Each entry below should be returned exactly as is, with the pictures removed.

========================

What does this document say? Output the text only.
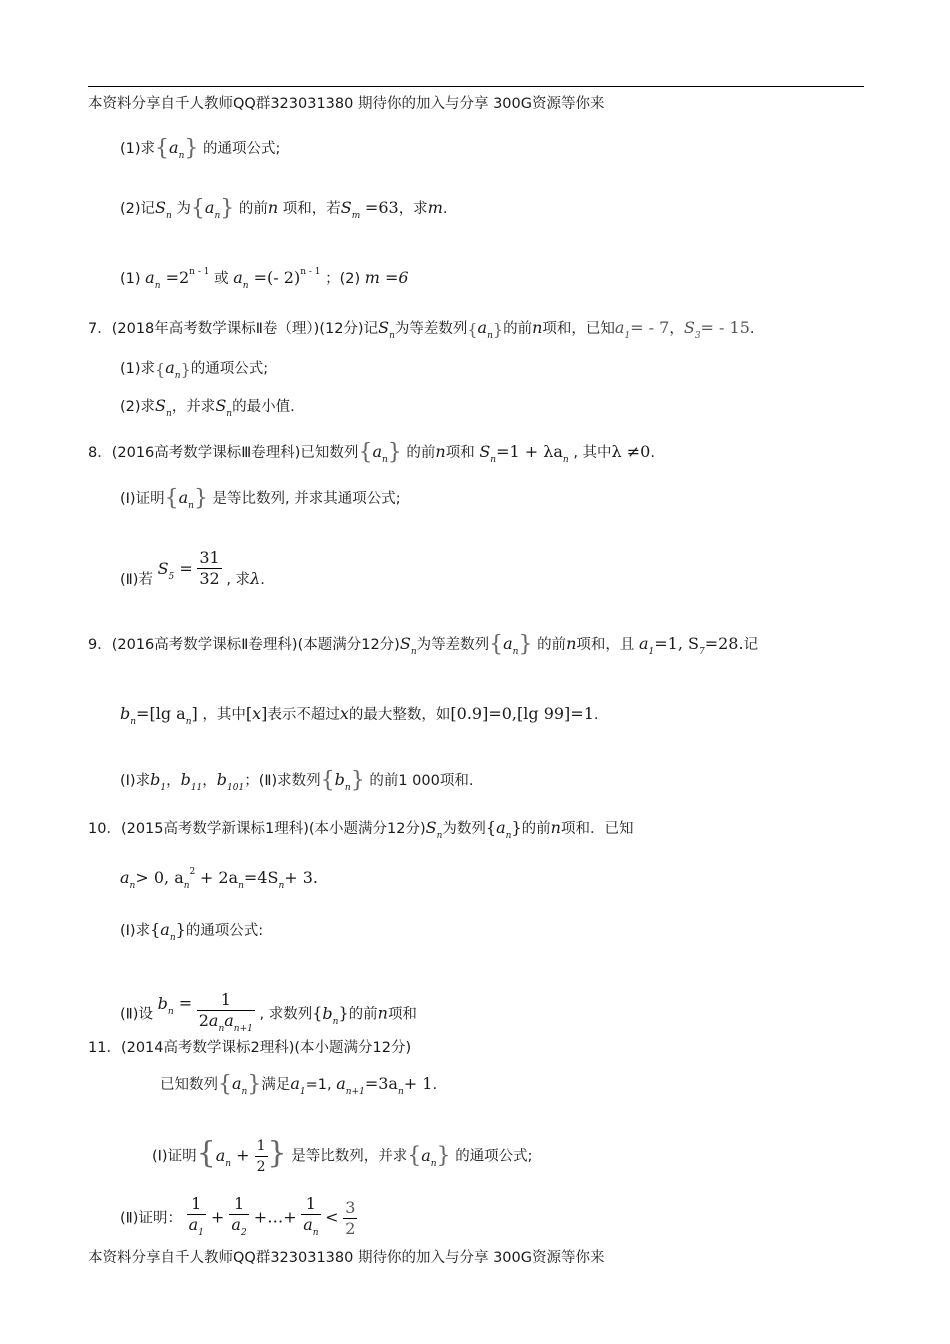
本资料分享自千人教师QQ群323031380 期待你的加入与分享 300G资源等你来
(1)求$\{a_n\}$ 的通项公式;
(2)记$S_n$ 为$\{a_n\}$ 的前n 项和，若$S_m =63$，求m.
(1) $a_n =2^{n - 1}$ 或 $a_n$ =(- 2)$^{n - 1}$ ；(2) m =6
7．(2018年高考数学课标Ⅱ卷（理）)(12分)记$S_n$为等差数列$\{a_n\}$的前n项和，已知$a_1= - 7$，$S_3= - 15$.
(1)求$\{a_n\}$的通项公式;
(2)求$S_n$，并求$S_n$的最小值.
8．(2016高考数学课标Ⅲ卷理科)已知数列$\{a_n\}$ 的前n项和 $S_n=1 + \lambda a_n$ , 其中λ ≠0.
(Ⅰ)证明$\{a_n\}$ 是等比数列, 并求其通项公式;
(Ⅱ)若 $S_5 = \frac{31}{32}$ , 求λ.
9．(2016高考数学课标Ⅱ卷理科)(本题满分12分)$S_n$为等差数列$\{a_n\}$ 的前n项和，且 $a_1=1$, $S_7=28$.记
$b_n=[\lg$ $a_n$] ，其中[x]表示不超过x的最大整数，如[0.9]=0,[lg 99]=1.
(Ⅰ)求$b_1$，$b_{11}$，$b_{101}$；(Ⅱ)求数列$\{b_n\}$ 的前1 000项和.
10．(2015高考数学新课标1理科)(本小题满分12分)$S_n$为数列$\{a_n\}$的前n项和．已知
$a_n> 0$, $a_n^2 + 2a_n=4S_n+ 3$.
(Ⅰ)求$\{a_n\}$的通项公式:
(Ⅱ)设 $b_n = \frac{1}{2a_na_{n+1}}$ , 求数列$\{b_n\}$的前n项和
11．(2014高考数学课标2理科)(本小题满分12分)
已知数列$\{a_n\}$满足$a_1=1$, $a_{n+1}=3a_n+ 1$.
(Ⅰ)证明{$a_n + \frac{1}{2}$ } 是等比数列，并求$\{a_n\}$ 的通项公式;
(Ⅱ)证明： $\frac{1}{a_1} + \frac{1}{a_2}$ +…+ $\frac{1}{a_n} < \frac{3}{2}$
本资料分享自千人教师QQ群323031380 期待你的加入与分享 300G资源等你来
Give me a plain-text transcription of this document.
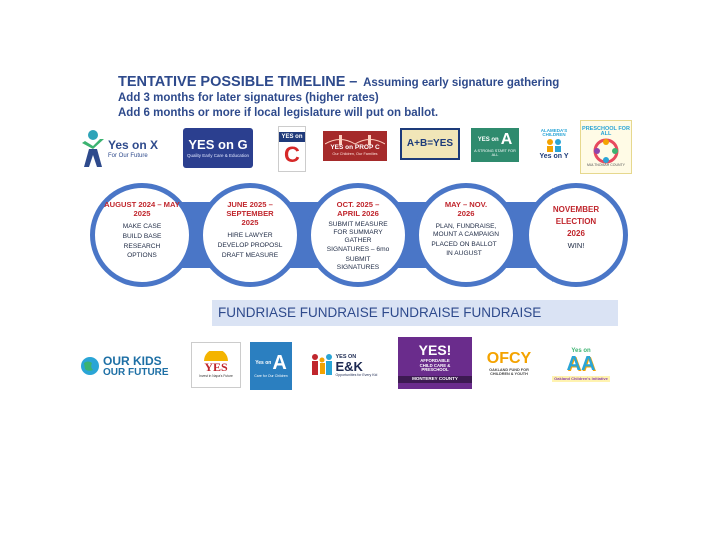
TENTATIVE POSSIBLE TIMELINE – Assuming early signature gathering
Add 3 months for later signatures (higher rates)
Add 6 months or more if local legislature will put on ballot.
Yes on X
For Our Future
YES on G
Quality Early Care & Education
YES on
C	YES on PROP C
Our Children, Our Families
A+B=YES	YES on A
A STRONG START FOR ALL
ALAMEDA'S CHILDREN
Yes on Y
PRESCHOOL FOR ALL
MULTNOMAH COUNTY
AUGUST 2024 – MAY 2025
MAKE CASE
BUILD BASE
RESEARCH OPTIONS
JUNE 2025 – SEPTEMBER 2025
HIRE LAWYER
DEVELOP PROPOSL
DRAFT MEASURE
OCT. 2025 – APRIL 2026
SUBMIT MEASURE FOR SUMMARY GATHER SIGNATURES – 6mo
SUBMIT SIGNATURES
MAY – NOV. 2026
PLAN, FUNDRAISE, MOUNT A CAMPAIGN
PLACED ON BALLOT IN AUGUST
NOVEMBER ELECTION 2026
WIN!
FUNDRIASE FUNDRAISE FUNDRAISE FUNDRAISE
OUR KIDS
OUR FUTURE	YES
Invest in Napa's Future
Yes on A
Care for Our Children
YES ON
E&K
Opportunities for Every Kid
YES!
AFFORDABLE CHILD CARE & PRESCHOOL
MONTEREY COUNTY
OFCY
OAKLAND FUND FOR CHILDREN & YOUTH
Yes on
AA
Oakland Children's Initiative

========================

- RESPONSE TO THE EXERCISE:
What does this document say? Output the text only.
本资料分享自千人教师QQ群323031380 期待你的加入与分享 300G资源等你来
(1)求$\{a_n\}$ 的通项公式;
(2)记$S_n$ 为$\{a_n\}$ 的前n 项和，若$S_m =63$，求m.
(1) $a_n =2^{n - 1}$ 或 $a_n$ =(- 2)$^{n - 1}$ ；(2) m =6
7．(2018年高考数学课标Ⅱ卷（理）)(12分)记$S_n$为等差数列$\{a_n\}$的前n项和，已知$a_1= - 7$，$S_3= - 15$.
(1)求$\{a_n\}$的通项公式;
(2)求$S_n$，并求$S_n$的最小值.
8．(2016高考数学课标Ⅲ卷理科)已知数列$\{a_n\}$ 的前n项和 $S_n=1 + \lambda a_n$ , 其中λ ≠0.
(Ⅰ)证明$\{a_n\}$ 是等比数列, 并求其通项公式;
(Ⅱ)若 $S_5 = \frac{31}{32}$ , 求λ.
9．(2016高考数学课标Ⅱ卷理科)(本题满分12分)$S_n$为等差数列$\{a_n\}$ 的前n项和，且 $a_1=1$, $S_7=28$.记
$b_n=[\lg$ $a_n$] ，其中[x]表示不超过x的最大整数，如[0.9]=0,[lg 99]=1.
(Ⅰ)求$b_1$，$b_{11}$，$b_{101}$；(Ⅱ)求数列$\{b_n\}$ 的前1 000项和.
10．(2015高考数学新课标1理科)(本小题满分12分)$S_n$为数列$\{a_n\}$的前n项和．已知
$a_n> 0$, $a_n^2 + 2a_n=4S_n+ 3$.
(Ⅰ)求$\{a_n\}$的通项公式:
(Ⅱ)设 $b_n = \frac{1}{2a_na_{n+1}}$ , 求数列$\{b_n\}$的前n项和
11．(2014高考数学课标2理科)(本小题满分12分)
已知数列$\{a_n\}$满足$a_1=1$, $a_{n+1}=3a_n+ 1$.
(Ⅰ)证明{$a_n + \frac{1}{2}$ } 是等比数列，并求$\{a_n\}$ 的通项公式;
(Ⅱ)证明： $\frac{1}{a_1} + \frac{1}{a_2}$ +…+ $\frac{1}{a_n} < \frac{3}{2}$
本资料分享自千人教师QQ群323031380 期待你的加入与分享 300G资源等你来
Give me a plain-text transcription of this document.
TENTATIVE POSSIBLE TIMELINE – Assuming early signature gathering
Add 3 months for later signatures (higher rates)
Add 6 months or more if local legislature will put on ballot.
Yes on X
For Our Future
YES on G
Quality Early Care & Education
YES on
C	YES on PROP C
Our Children, Our Families
A+B=YES	YES on A
A STRONG START FOR ALL
ALAMEDA'S CHILDREN
Yes on Y
PRESCHOOL FOR ALL
MULTNOMAH COUNTY
AUGUST 2024 – MAY 2025
MAKE CASE
BUILD BASE
RESEARCH OPTIONS
JUNE 2025 – SEPTEMBER 2025
HIRE LAWYER
DEVELOP PROPOSL
DRAFT MEASURE
OCT. 2025 – APRIL 2026
SUBMIT MEASURE FOR SUMMARY GATHER SIGNATURES – 6mo
SUBMIT SIGNATURES
MAY – NOV. 2026
PLAN, FUNDRAISE, MOUNT A CAMPAIGN
PLACED ON BALLOT IN AUGUST
NOVEMBER ELECTION 2026
WIN!
FUNDRIASE FUNDRAISE FUNDRAISE FUNDRAISE
OUR KIDS
OUR FUTURE	YES
Invest in Napa's Future
Yes on A
Care for Our Children
YES ON
E&K
Opportunities for Every Kid
YES!
AFFORDABLE CHILD CARE & PRESCHOOL
MONTEREY COUNTY
OFCY
OAKLAND FUND FOR CHILDREN & YOUTH
Yes on
AA
Oakland Children's Initiative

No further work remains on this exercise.